■ REQUIREMENTS ■
Go through the material and pull out every line with the string "this" in it.

■ Dataset records ■
[BEGIN]
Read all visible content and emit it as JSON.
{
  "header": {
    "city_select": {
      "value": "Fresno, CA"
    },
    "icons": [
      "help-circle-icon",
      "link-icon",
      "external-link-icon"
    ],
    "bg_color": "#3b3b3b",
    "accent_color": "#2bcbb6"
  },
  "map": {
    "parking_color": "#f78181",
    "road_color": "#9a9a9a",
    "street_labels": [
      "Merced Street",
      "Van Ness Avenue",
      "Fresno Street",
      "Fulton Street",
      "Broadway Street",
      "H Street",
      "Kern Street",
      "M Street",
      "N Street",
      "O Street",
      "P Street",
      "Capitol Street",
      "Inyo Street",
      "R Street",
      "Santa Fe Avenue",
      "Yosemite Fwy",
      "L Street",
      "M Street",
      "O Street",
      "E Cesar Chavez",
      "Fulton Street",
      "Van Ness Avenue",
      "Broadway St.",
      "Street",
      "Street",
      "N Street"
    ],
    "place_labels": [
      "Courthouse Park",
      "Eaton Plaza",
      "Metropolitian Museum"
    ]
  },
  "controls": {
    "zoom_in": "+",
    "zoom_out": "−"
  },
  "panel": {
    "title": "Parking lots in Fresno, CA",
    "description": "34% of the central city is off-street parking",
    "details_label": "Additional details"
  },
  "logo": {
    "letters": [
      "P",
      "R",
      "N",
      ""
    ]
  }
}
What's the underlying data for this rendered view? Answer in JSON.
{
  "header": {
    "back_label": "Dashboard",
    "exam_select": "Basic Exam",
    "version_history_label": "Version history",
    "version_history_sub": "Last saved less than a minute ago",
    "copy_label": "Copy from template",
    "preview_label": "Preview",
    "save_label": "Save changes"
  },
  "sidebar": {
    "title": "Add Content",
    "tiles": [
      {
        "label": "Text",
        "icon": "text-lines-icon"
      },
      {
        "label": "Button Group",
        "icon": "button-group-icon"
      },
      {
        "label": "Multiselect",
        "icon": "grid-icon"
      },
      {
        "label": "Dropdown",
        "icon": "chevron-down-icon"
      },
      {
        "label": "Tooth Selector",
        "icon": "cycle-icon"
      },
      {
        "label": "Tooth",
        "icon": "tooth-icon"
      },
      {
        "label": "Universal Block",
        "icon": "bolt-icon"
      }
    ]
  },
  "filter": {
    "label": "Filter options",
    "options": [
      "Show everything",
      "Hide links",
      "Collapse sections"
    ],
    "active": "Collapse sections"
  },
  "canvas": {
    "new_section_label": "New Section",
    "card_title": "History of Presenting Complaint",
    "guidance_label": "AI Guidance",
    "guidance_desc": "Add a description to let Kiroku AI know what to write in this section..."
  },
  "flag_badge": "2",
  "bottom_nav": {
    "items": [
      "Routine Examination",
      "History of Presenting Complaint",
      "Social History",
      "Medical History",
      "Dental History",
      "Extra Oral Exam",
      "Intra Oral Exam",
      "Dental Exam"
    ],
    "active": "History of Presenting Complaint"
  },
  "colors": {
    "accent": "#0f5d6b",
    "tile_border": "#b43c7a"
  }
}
[END]
■ ANSWER IN FULL ■
What's the underlying data for this rendered view? Answer in JSON.
    "guidance_desc": "Add a description to let Kiroku AI know what to write in this section..."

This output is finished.